◆ Objective ◆
Scan the records below for the word "выплаты" and give only the number of lines that hold it.

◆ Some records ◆

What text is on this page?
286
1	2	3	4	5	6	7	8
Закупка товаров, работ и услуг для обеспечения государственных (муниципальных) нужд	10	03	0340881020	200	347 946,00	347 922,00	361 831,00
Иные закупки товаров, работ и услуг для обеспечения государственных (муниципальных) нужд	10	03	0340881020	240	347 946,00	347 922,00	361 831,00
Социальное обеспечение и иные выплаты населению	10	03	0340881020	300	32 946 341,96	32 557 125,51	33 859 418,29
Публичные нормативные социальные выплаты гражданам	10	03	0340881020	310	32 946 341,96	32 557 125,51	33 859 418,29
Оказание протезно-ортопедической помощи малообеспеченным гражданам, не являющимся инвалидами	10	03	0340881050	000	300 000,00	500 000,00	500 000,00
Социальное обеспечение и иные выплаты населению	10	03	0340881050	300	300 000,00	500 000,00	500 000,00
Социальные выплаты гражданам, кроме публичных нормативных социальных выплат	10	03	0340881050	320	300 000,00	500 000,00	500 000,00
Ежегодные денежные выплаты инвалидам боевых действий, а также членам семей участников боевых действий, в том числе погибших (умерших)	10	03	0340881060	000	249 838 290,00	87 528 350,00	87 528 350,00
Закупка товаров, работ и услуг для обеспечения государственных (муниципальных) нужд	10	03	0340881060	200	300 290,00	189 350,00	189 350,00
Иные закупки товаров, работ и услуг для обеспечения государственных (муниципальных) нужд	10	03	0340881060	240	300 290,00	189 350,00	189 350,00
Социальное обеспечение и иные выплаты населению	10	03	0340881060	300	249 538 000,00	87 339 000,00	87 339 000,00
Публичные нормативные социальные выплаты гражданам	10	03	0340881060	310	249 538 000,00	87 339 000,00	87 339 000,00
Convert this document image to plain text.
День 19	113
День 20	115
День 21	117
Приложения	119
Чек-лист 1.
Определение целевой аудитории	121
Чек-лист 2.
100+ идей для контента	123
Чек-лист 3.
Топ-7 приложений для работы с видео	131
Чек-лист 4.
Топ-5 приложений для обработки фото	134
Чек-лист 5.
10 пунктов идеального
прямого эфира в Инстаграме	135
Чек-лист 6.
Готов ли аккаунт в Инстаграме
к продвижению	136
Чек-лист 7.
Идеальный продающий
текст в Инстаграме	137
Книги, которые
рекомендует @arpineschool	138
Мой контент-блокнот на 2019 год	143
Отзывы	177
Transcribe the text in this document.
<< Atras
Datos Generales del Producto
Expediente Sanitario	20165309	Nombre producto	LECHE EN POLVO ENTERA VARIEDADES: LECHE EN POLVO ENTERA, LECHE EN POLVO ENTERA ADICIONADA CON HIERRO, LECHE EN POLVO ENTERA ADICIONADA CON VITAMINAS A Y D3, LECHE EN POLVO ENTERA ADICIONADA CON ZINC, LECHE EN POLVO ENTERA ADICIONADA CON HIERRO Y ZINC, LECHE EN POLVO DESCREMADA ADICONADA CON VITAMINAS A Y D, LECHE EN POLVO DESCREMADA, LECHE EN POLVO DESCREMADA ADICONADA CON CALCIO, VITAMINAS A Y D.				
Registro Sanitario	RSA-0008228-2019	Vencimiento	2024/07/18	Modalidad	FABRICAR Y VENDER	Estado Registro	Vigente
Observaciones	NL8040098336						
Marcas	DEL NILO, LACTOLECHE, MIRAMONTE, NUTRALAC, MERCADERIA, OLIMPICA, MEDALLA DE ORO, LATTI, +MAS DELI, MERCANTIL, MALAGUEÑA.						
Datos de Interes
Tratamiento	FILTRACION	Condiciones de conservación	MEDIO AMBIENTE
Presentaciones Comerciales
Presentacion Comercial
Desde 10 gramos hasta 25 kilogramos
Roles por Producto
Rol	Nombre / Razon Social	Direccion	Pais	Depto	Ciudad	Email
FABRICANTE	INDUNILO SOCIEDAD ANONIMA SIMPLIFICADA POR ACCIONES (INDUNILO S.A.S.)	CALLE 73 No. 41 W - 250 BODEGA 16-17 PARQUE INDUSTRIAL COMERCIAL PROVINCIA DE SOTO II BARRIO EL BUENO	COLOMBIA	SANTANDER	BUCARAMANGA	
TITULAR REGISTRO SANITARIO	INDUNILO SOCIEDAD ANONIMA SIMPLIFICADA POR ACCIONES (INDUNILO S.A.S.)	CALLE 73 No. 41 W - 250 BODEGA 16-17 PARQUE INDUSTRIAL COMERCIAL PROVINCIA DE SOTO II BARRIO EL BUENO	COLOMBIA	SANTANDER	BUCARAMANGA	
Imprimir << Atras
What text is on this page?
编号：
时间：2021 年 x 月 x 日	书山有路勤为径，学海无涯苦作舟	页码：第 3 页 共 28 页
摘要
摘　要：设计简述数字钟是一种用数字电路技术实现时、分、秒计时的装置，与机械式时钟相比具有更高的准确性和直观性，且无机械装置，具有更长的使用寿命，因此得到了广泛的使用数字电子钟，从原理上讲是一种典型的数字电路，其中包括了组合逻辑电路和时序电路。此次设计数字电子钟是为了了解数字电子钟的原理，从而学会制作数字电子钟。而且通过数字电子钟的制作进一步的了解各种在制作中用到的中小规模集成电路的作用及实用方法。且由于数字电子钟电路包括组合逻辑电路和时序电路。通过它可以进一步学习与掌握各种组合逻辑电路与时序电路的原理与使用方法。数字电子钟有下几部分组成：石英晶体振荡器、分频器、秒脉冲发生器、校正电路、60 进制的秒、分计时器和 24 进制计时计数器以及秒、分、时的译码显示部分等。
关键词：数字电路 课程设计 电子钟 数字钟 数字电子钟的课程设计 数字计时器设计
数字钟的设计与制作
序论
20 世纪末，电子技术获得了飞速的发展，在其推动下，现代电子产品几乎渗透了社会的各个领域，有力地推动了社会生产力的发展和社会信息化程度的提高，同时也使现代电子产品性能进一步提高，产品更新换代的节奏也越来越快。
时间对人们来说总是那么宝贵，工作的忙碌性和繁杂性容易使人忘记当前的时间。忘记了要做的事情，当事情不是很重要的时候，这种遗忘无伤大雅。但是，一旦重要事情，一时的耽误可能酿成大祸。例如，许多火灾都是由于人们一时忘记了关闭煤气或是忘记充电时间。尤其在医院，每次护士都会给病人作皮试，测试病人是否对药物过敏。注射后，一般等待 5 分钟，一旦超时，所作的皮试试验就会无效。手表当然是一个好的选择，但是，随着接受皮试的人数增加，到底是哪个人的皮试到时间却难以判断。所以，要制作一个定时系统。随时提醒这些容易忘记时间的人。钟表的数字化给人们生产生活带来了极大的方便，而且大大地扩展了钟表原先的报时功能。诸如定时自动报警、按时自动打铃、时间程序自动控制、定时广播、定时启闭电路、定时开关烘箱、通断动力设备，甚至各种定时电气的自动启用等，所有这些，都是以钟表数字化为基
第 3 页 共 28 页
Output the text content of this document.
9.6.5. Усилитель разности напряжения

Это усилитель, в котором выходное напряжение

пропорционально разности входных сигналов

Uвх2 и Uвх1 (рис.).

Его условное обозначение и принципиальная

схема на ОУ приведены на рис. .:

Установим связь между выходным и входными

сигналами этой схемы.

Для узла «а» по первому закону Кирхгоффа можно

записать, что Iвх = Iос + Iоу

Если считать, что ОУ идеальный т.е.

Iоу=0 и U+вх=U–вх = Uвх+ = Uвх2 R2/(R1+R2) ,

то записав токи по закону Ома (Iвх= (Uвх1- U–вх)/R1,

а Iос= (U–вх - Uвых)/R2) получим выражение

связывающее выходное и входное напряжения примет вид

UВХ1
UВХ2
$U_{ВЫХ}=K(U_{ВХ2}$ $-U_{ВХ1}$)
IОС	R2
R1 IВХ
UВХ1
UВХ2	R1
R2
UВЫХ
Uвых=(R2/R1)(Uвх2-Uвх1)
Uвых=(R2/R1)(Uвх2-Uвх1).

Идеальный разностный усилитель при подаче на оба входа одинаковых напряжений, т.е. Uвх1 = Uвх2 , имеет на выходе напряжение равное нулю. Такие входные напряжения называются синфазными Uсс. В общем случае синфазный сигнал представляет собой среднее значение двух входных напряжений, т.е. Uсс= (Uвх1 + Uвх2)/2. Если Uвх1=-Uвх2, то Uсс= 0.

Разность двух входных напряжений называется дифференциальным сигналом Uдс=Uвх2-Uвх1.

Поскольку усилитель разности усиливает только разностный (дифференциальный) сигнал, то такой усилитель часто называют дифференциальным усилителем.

◆ Exercise response ◆
7